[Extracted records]
**********

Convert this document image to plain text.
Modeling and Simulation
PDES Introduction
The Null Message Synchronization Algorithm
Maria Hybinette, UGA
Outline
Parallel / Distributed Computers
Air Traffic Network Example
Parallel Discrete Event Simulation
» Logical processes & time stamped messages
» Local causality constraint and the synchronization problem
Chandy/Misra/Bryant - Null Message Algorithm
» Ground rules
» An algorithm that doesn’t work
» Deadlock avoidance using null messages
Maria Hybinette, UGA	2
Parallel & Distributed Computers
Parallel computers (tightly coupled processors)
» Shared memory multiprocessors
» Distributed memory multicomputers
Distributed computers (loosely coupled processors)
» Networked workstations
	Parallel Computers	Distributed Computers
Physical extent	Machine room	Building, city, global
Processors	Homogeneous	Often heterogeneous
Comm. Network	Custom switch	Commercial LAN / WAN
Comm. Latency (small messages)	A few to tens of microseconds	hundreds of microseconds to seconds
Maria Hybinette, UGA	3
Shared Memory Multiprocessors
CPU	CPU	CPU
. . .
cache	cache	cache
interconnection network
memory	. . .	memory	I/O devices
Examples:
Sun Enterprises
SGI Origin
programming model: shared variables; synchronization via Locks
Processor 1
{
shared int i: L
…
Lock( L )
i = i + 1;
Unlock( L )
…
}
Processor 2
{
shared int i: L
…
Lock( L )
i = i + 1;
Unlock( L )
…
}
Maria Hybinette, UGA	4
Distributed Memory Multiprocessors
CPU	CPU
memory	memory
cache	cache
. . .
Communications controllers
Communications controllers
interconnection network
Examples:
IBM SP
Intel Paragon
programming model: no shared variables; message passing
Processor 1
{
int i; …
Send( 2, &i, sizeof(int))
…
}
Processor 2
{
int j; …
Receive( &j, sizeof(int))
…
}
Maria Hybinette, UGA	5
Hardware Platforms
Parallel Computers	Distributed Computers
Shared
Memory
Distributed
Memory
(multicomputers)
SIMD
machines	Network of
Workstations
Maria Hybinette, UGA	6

**********

- **Prompt**
Output every entry shown above, exactly.

- **Task answer**
Convert this document image to plain text.
Modeling and Simulation
PDES Introduction
The Null Message Synchronization Algorithm
Maria Hybinette, UGA
Outline
Parallel / Distributed Computers
Air Traffic Network Example
Parallel Discrete Event Simulation
» Logical processes & time stamped messages
» Local causality constraint and the synchronization problem
Chandy/Misra/Bryant - Null Message Algorithm
» Ground rules
» An algorithm that doesn’t work
» Deadlock avoidance using null messages
Maria Hybinette, UGA	2
Parallel & Distributed Computers
Parallel computers (tightly coupled processors)
» Shared memory multiprocessors
» Distributed memory multicomputers
Distributed computers (loosely coupled processors)
» Networked workstations
	Parallel Computers	Distributed Computers
Physical extent	Machine room	Building, city, global
Processors	Homogeneous	Often heterogeneous
Comm. Network	Custom switch	Commercial LAN / WAN
Comm. Latency (small messages)	A few to tens of microseconds	hundreds of microseconds to seconds
Maria Hybinette, UGA	3
Shared Memory Multiprocessors
CPU	CPU	CPU
. . .
cache	cache	cache
interconnection network
memory	. . .	memory	I/O devices
Examples:
Sun Enterprises
SGI Origin
programming model: shared variables; synchronization via Locks
Processor 1
{
shared int i: L
…
Lock( L )
i = i + 1;
Unlock( L )
…
}
Processor 2
{
shared int i: L
…
Lock( L )
i = i + 1;
Unlock( L )
…
}
Maria Hybinette, UGA	4
Distributed Memory Multiprocessors
CPU	CPU
memory	memory
cache	cache
. . .
Communications controllers
Communications controllers
interconnection network
Examples:
IBM SP
Intel Paragon
programming model: no shared variables; message passing
Processor 1
{
int i; …
Send( 2, &i, sizeof(int))
…
}
Processor 2
{
int j; …
Receive( &j, sizeof(int))
…
}
Maria Hybinette, UGA	5
Hardware Platforms
Parallel Computers	Distributed Computers
Shared
Memory
Distributed
Memory
(multicomputers)
SIMD
machines	Network of
Workstations
Maria Hybinette, UGA	6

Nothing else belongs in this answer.